Challenge:
Show all lines holding "Reboot".

Task input:

—————

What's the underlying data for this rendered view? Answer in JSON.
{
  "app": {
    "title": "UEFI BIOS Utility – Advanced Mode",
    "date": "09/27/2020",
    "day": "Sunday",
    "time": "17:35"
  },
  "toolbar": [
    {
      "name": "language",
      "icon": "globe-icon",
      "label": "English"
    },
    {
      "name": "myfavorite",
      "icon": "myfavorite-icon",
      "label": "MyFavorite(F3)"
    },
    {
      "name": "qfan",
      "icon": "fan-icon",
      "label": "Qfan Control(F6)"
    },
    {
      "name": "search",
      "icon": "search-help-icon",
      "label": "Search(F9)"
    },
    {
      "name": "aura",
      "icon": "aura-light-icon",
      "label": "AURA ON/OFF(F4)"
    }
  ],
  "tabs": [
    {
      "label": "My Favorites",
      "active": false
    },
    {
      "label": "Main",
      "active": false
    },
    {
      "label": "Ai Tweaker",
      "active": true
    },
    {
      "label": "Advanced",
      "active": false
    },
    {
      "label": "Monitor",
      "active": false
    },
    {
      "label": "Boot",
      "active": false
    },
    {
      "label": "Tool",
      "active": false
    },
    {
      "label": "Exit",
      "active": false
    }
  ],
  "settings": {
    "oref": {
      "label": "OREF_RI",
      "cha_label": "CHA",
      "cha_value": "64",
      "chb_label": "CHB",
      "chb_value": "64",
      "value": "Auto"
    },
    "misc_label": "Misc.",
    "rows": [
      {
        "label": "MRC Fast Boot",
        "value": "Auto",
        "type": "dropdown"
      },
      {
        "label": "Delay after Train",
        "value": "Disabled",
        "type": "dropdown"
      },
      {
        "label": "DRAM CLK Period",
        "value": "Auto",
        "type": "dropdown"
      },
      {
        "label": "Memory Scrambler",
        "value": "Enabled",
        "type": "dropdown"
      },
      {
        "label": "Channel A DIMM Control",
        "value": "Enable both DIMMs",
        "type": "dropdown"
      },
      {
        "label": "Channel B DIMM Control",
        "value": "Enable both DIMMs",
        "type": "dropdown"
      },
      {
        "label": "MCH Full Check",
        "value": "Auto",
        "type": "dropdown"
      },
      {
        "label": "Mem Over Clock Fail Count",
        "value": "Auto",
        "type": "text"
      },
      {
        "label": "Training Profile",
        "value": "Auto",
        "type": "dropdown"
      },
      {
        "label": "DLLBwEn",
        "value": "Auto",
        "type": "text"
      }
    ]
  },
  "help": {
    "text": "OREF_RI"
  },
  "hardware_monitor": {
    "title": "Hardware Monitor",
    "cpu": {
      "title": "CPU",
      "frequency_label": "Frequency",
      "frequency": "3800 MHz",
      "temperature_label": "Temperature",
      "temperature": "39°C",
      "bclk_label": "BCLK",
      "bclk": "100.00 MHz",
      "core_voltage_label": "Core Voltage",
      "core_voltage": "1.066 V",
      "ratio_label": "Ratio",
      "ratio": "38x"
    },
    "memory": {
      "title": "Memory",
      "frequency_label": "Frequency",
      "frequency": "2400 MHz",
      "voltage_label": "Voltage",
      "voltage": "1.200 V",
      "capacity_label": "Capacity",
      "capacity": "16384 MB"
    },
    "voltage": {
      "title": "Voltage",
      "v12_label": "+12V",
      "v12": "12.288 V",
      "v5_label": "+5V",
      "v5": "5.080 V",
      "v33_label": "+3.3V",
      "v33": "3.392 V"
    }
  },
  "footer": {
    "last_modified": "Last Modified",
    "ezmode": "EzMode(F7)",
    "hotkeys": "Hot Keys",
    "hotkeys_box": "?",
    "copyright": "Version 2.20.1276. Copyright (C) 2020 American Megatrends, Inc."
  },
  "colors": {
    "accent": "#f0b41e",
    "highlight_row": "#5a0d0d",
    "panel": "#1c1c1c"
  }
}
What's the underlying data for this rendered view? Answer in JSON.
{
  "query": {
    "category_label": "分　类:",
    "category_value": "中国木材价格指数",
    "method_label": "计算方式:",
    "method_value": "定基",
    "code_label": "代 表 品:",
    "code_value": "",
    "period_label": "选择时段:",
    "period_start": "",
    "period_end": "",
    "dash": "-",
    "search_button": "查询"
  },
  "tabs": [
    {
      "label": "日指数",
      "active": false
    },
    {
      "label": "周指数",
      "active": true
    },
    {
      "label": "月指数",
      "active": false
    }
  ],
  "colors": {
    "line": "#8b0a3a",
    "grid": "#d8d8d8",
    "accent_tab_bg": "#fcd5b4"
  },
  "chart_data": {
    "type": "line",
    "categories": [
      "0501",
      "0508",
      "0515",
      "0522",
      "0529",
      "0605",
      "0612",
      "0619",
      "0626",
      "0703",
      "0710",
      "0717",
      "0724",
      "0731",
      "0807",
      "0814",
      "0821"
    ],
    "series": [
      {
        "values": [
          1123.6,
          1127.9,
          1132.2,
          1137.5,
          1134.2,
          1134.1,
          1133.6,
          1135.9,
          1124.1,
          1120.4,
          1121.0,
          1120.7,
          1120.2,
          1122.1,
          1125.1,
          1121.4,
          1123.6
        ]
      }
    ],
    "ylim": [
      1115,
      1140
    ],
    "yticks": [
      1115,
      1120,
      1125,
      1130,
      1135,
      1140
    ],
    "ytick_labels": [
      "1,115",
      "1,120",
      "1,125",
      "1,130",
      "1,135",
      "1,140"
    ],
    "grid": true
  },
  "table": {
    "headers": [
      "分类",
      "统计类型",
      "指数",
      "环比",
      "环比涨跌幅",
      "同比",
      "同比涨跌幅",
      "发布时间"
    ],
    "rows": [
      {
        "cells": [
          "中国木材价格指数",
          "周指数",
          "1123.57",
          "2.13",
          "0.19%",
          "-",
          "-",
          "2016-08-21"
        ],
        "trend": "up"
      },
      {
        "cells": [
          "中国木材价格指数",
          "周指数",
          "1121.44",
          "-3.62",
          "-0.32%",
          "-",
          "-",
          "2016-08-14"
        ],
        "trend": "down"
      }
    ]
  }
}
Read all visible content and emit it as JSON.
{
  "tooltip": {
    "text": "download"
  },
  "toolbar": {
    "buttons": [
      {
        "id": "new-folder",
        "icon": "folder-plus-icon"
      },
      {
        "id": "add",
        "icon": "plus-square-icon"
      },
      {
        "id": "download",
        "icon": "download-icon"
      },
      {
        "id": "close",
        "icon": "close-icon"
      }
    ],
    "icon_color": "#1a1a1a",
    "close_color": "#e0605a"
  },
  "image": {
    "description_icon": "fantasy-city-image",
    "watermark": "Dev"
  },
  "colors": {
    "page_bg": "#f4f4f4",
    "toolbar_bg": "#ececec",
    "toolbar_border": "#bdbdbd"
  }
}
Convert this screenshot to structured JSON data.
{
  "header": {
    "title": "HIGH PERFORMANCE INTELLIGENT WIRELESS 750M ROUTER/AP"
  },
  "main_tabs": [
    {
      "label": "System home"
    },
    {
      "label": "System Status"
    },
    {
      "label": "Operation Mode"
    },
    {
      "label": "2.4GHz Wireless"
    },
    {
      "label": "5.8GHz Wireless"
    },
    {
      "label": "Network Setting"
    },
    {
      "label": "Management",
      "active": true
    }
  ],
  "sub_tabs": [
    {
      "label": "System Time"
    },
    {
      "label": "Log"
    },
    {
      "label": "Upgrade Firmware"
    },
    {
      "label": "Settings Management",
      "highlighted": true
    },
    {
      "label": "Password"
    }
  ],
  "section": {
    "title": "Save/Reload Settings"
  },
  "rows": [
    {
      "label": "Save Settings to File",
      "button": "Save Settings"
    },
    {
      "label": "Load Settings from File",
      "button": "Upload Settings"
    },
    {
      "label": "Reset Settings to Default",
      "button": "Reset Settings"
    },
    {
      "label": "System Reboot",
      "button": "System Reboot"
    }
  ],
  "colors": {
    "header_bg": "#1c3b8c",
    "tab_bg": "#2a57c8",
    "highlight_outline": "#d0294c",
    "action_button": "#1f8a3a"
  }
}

—————

Finished answer:
      "label": "System Reboot",
      "button": "System Reboot"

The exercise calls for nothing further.